*Exercise task*: Identify and pull out each line of the entries in which "version" occurs.
————————
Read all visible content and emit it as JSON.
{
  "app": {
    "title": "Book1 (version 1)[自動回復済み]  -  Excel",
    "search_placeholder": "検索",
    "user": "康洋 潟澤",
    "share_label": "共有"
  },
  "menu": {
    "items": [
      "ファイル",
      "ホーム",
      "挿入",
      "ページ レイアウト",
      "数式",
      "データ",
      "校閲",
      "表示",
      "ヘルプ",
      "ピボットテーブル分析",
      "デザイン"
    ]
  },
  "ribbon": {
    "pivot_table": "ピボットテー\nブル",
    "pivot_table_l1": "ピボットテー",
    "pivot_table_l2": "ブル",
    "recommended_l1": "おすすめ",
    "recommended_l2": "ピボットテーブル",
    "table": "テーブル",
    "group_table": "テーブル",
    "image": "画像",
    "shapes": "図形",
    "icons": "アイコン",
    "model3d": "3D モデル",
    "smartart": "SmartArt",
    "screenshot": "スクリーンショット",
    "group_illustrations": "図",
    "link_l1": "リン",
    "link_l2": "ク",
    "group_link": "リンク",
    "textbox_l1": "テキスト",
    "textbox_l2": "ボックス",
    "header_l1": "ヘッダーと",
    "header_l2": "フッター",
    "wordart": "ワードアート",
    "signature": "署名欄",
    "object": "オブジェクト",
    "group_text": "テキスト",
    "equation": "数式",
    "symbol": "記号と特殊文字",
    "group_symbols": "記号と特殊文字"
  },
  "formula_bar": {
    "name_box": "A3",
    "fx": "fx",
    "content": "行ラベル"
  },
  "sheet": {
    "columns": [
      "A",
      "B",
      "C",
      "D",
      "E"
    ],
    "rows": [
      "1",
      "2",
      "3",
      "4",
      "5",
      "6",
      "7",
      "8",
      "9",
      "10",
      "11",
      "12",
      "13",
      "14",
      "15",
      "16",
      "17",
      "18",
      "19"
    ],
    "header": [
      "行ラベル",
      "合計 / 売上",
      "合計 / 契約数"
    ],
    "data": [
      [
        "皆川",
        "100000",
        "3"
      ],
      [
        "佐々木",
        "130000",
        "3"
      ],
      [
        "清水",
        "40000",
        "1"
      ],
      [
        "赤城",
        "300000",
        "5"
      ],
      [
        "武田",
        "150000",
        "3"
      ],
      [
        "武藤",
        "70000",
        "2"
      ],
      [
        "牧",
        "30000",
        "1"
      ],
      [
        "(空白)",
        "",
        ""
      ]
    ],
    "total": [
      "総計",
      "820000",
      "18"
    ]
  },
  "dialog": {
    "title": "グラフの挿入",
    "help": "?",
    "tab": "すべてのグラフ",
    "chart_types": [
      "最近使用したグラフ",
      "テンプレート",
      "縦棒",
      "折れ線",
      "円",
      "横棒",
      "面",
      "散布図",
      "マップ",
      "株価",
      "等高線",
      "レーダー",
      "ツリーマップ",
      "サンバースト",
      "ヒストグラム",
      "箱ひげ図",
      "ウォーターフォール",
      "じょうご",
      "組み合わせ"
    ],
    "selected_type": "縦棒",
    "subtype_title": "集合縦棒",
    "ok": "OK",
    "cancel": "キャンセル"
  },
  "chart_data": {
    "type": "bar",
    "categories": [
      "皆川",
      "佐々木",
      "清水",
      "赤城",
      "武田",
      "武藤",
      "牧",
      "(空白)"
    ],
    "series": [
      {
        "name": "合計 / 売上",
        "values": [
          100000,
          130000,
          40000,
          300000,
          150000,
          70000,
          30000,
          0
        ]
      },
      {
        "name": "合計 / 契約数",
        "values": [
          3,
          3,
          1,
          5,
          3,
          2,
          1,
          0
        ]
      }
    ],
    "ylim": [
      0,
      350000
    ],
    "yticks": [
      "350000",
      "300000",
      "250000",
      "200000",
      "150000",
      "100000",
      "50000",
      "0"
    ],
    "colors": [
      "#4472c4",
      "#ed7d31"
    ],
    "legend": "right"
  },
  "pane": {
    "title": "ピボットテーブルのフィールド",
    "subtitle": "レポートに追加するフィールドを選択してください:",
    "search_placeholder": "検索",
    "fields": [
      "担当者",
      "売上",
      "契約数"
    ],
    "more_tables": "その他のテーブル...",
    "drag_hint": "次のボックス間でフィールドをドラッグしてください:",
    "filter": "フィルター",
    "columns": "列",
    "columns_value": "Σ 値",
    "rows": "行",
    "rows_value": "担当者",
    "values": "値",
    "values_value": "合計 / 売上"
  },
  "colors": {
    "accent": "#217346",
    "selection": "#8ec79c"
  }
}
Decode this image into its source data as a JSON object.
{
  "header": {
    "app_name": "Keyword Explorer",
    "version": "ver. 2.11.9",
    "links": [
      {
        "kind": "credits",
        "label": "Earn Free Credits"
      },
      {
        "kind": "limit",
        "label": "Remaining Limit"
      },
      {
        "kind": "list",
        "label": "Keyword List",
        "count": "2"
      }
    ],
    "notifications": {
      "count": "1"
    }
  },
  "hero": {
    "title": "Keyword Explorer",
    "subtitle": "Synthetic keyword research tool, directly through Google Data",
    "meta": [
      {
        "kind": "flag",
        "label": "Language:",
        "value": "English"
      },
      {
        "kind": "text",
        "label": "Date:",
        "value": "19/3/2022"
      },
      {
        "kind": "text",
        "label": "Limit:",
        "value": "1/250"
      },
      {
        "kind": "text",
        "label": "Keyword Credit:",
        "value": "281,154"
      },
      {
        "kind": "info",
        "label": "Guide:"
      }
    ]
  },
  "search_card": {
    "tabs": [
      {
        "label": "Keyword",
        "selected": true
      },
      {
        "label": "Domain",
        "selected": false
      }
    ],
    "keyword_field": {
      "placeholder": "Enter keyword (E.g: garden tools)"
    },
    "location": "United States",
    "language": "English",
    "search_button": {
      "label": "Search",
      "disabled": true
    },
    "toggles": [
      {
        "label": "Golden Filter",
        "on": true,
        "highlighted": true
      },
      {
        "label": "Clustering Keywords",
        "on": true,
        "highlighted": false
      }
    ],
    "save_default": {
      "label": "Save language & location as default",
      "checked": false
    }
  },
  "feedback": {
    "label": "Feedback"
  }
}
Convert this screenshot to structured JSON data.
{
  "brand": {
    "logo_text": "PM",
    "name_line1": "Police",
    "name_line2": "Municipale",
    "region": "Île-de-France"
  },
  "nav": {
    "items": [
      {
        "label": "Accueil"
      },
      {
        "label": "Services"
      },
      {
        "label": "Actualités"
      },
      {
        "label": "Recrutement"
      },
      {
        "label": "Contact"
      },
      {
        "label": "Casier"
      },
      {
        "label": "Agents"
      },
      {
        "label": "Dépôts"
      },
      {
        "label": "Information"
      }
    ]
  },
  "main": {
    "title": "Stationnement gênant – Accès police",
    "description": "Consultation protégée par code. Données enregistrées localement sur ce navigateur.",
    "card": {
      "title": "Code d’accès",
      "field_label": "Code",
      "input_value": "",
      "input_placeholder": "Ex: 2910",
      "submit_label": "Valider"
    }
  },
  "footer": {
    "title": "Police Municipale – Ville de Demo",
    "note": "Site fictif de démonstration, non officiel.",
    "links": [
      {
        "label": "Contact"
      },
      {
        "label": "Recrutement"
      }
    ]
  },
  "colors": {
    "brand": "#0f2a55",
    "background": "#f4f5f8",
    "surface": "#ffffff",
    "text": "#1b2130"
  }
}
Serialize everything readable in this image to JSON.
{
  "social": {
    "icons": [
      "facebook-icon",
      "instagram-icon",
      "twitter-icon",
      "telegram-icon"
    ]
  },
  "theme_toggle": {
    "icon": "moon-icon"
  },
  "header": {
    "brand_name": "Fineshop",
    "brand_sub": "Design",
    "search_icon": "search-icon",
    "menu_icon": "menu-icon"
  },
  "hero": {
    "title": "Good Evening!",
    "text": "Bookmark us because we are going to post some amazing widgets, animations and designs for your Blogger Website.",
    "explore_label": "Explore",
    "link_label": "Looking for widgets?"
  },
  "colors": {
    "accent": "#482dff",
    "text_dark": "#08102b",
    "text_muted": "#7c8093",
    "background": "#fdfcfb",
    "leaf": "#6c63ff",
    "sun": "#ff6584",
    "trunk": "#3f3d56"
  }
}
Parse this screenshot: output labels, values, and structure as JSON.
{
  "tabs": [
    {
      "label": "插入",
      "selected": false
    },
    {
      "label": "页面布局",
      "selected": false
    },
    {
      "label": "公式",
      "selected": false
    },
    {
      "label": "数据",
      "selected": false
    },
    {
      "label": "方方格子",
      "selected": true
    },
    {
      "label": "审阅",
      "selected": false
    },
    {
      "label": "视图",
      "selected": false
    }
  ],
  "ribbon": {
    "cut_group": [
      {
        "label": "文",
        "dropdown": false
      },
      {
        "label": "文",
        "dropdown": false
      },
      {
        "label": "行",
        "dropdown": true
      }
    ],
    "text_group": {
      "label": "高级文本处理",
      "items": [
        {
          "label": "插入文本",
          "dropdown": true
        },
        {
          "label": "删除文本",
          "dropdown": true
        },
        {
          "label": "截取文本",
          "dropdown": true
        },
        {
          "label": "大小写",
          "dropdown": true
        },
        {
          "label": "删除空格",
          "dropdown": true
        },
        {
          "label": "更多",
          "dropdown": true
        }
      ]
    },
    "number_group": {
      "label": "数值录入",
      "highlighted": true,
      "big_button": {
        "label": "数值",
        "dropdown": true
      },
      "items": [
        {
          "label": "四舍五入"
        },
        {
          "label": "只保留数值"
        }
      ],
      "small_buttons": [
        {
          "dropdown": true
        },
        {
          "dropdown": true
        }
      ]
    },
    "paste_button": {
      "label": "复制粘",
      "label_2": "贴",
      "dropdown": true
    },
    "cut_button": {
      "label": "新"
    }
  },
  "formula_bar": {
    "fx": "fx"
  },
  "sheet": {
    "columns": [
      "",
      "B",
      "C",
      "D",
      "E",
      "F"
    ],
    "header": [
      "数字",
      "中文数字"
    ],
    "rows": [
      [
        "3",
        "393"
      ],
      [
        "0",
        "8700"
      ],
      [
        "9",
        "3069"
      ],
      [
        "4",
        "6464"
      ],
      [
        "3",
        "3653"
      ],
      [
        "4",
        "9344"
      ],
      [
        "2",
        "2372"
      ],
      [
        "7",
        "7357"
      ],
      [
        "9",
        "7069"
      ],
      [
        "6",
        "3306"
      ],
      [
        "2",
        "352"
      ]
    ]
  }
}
————————
*Output below*:
    "title": "Book1 (version 1)[自動回復済み]  -  Excel",
    "version": "ver. 2.11.9",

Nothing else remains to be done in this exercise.